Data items
## START
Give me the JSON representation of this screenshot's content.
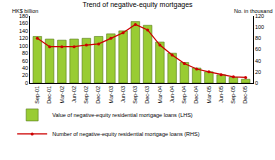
{
  "chart_data": {
    "type": "bar",
    "title": "Trend of negative-equity mortgages",
    "y_label": "HK$ billion",
    "y2_label": "No. in thousand",
    "categories": [
      "Sep-01",
      "Dec-01",
      "Mar-02",
      "Jun-02",
      "Sep-02",
      "Dec-02",
      "Mar-03",
      "Jun-03",
      "Sep-03",
      "Dec-03",
      "Mar-04",
      "Jun-04",
      "Sep-04",
      "Dec-04",
      "Mar-05",
      "Jun-05",
      "Sep-05",
      "Dec-05"
    ],
    "series": [
      {
        "name": "Value of negative-equity residential mortgage loans (LHS)",
        "type": "bar",
        "color": "#99cc33",
        "values": [
          125,
          118,
          115,
          118,
          120,
          125,
          132,
          140,
          165,
          155,
          110,
          80,
          55,
          40,
          30,
          22,
          15,
          10
        ]
      },
      {
        "name": "Number of negative-equity residential mortgage loans (RHS)",
        "type": "line",
        "axis": "y2",
        "color": "#cc0000",
        "marker": "circle",
        "values": [
          80,
          65,
          65,
          65,
          68,
          70,
          80,
          90,
          105,
          95,
          68,
          50,
          35,
          25,
          20,
          15,
          11,
          10
        ]
      }
    ],
    "ylim": [
      0,
      180
    ],
    "yticks": [
      0,
      20,
      40,
      60,
      80,
      100,
      120,
      140,
      160,
      180
    ],
    "y2lim": [
      0,
      120
    ],
    "y2ticks": [
      0,
      20,
      40,
      60,
      80,
      100,
      120
    ],
    "grid": false,
    "legend": "bottom"
  }
}
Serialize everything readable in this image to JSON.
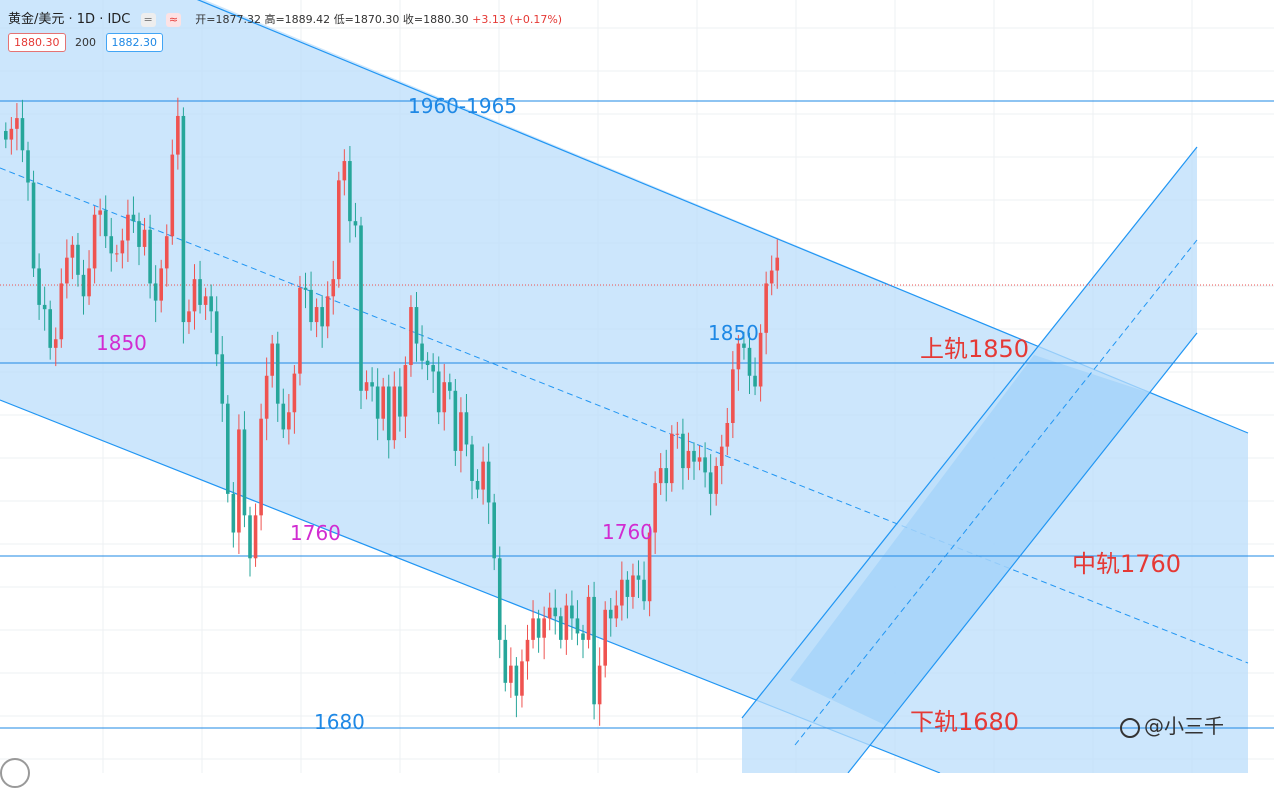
{
  "header": {
    "symbol": "黄金/美元 · 1D · IDC",
    "pill_1": "=",
    "pill_2": "≈",
    "open": "开=1877.32",
    "high": "高=1889.42",
    "low": "低=1870.30",
    "close": "收=1880.30",
    "change": "+3.13 (+0.17%)"
  },
  "price_row": {
    "bid": "1880.30",
    "spread": "200",
    "ask": "1882.30"
  },
  "watermark": "@小三千",
  "colors": {
    "up": "#ef5350",
    "down": "#26a69a",
    "channel_fill": "#bbdefb",
    "channel_line": "#2196f3",
    "label_magenta": "#d12cd1",
    "label_blue": "#1e88e5",
    "label_red": "#e53935"
  },
  "chart_data": {
    "type": "candlestick",
    "symbol": "XAU/USD",
    "timeframe": "1D",
    "grid": true,
    "ylim": [
      1640,
      2000
    ],
    "horizontal_levels": [
      1960,
      1850,
      1760,
      1680
    ],
    "labels": [
      {
        "text": "1960-1965",
        "value": 1962,
        "color": "blue"
      },
      {
        "text": "1850",
        "value": 1850,
        "color": "magenta",
        "pos": "left"
      },
      {
        "text": "1850",
        "value": 1850,
        "color": "blue",
        "pos": "middle"
      },
      {
        "text": "上轨1850",
        "value": 1850,
        "color": "red"
      },
      {
        "text": "1760",
        "value": 1760,
        "color": "magenta",
        "pos": "left"
      },
      {
        "text": "1760",
        "value": 1760,
        "color": "magenta",
        "pos": "middle"
      },
      {
        "text": "中轨1760",
        "value": 1760,
        "color": "red"
      },
      {
        "text": "1680",
        "value": 1680,
        "color": "blue"
      },
      {
        "text": "下轨1680",
        "value": 1680,
        "color": "red"
      }
    ],
    "last_price": 1880.3,
    "closes": [
      1935,
      1940,
      1945,
      1930,
      1915,
      1875,
      1858,
      1856,
      1838,
      1842,
      1868,
      1880,
      1886,
      1872,
      1862,
      1875,
      1900,
      1902,
      1890,
      1882,
      1882,
      1888,
      1900,
      1897,
      1885,
      1893,
      1868,
      1860,
      1875,
      1890,
      1928,
      1946,
      1850,
      1855,
      1870,
      1858,
      1862,
      1855,
      1835,
      1812,
      1770,
      1752,
      1800,
      1760,
      1740,
      1760,
      1805,
      1825,
      1840,
      1812,
      1800,
      1808,
      1826,
      1866,
      1865,
      1850,
      1857,
      1848,
      1862,
      1870,
      1916,
      1925,
      1897,
      1895,
      1818,
      1822,
      1820,
      1805,
      1820,
      1795,
      1820,
      1806,
      1830,
      1857,
      1840,
      1832,
      1830,
      1827,
      1808,
      1822,
      1818,
      1790,
      1808,
      1793,
      1776,
      1772,
      1785,
      1766,
      1740,
      1702,
      1682,
      1690,
      1676,
      1692,
      1702,
      1712,
      1703,
      1712,
      1717,
      1713,
      1702,
      1718,
      1712,
      1705,
      1702,
      1722,
      1672,
      1690,
      1716,
      1712,
      1718,
      1730,
      1722,
      1732,
      1730,
      1720,
      1752,
      1775,
      1782,
      1775,
      1798,
      1798,
      1782,
      1790,
      1785,
      1787,
      1780,
      1770,
      1783,
      1792,
      1803,
      1828,
      1840,
      1838,
      1825,
      1820,
      1845,
      1868,
      1874,
      1880
    ]
  }
}
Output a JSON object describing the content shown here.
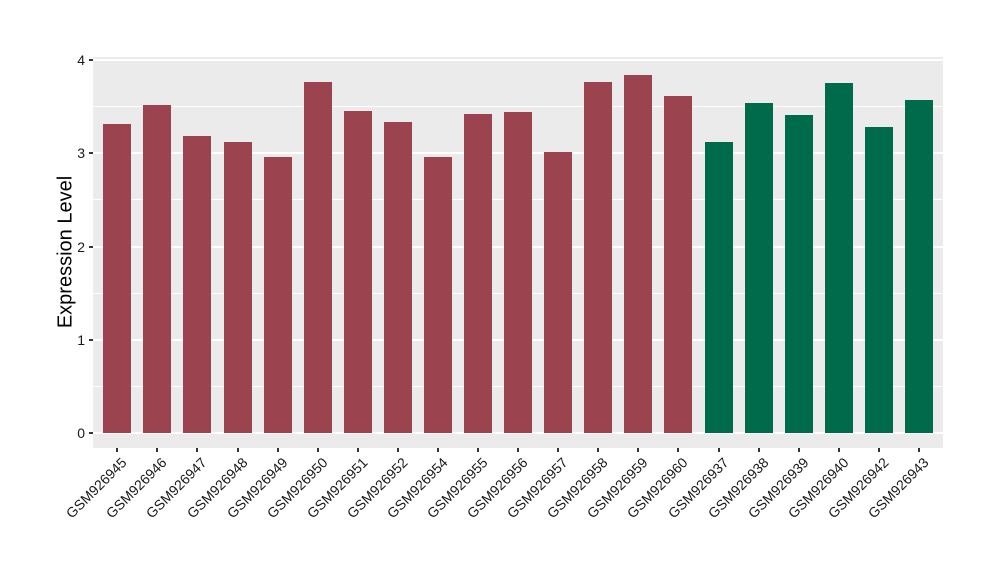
{
  "chart_data": {
    "type": "bar",
    "title": "",
    "xlabel": "",
    "ylabel": "Expression Level",
    "ylim": [
      0,
      4
    ],
    "yticks": [
      "0",
      "1",
      "2",
      "3",
      "4"
    ],
    "minor_gridlines": [
      0.5,
      1.5,
      2.5,
      3.5
    ],
    "grid": "on",
    "legend_position": "none",
    "panel_background": "#EBEBEB",
    "gridline_color": "#FFFFFF",
    "group_colors": {
      "red_group": "#9B4450",
      "green_group": "#006B4A"
    },
    "categories": [
      "GSM926945",
      "GSM926946",
      "GSM926947",
      "GSM926948",
      "GSM926949",
      "GSM926950",
      "GSM926951",
      "GSM926952",
      "GSM926954",
      "GSM926955",
      "GSM926956",
      "GSM926957",
      "GSM926958",
      "GSM926959",
      "GSM926960",
      "GSM926937",
      "GSM926938",
      "GSM926939",
      "GSM926940",
      "GSM926942",
      "GSM926943"
    ],
    "values": [
      3.31,
      3.52,
      3.19,
      3.12,
      2.96,
      3.76,
      3.45,
      3.34,
      2.96,
      3.42,
      3.44,
      3.01,
      3.76,
      3.84,
      3.61,
      3.12,
      3.54,
      3.41,
      3.75,
      3.28,
      3.57
    ],
    "bar_colors": [
      "#9B4450",
      "#9B4450",
      "#9B4450",
      "#9B4450",
      "#9B4450",
      "#9B4450",
      "#9B4450",
      "#9B4450",
      "#9B4450",
      "#9B4450",
      "#9B4450",
      "#9B4450",
      "#9B4450",
      "#9B4450",
      "#9B4450",
      "#006B4A",
      "#006B4A",
      "#006B4A",
      "#006B4A",
      "#006B4A",
      "#006B4A"
    ]
  }
}
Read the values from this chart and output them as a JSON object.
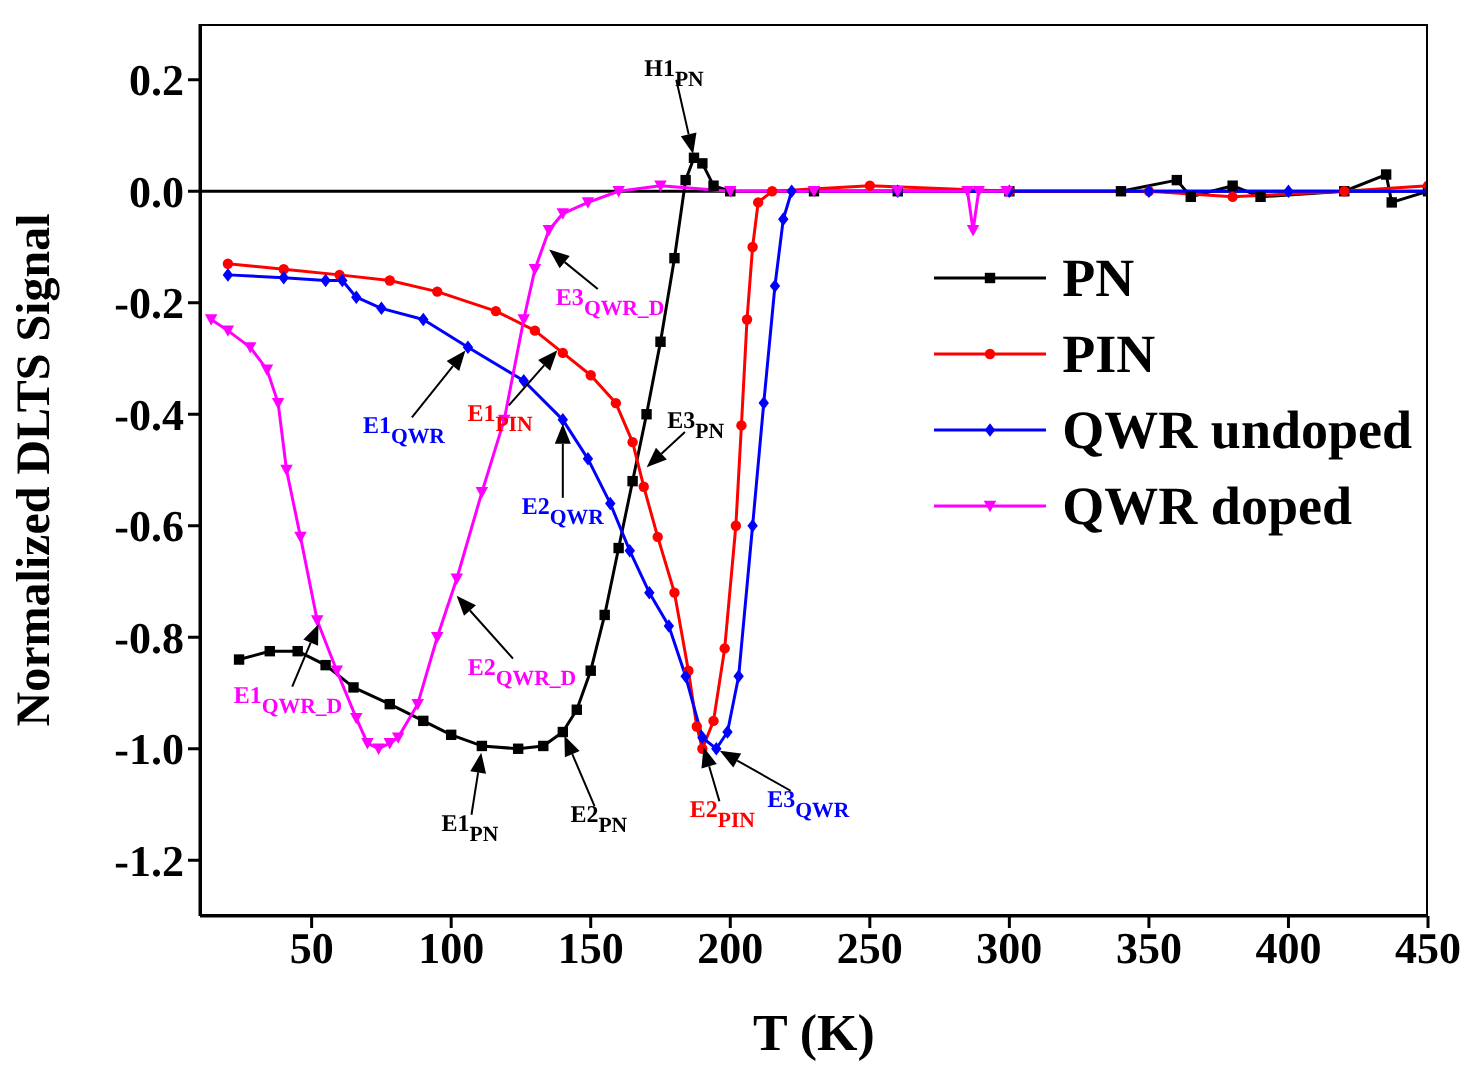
## END
Pick out and copy the lines of the material that include the word "text".

- _WORKED ANSWER_
        "text": "1960-1965",
        "text": "1850",
        "text": "1850",
        "text": "上轨1850",
        "text": "1760",
        "text": "1760",
        "text": "中轨1760",
        "text": "1680",
        "text": "下轨1680",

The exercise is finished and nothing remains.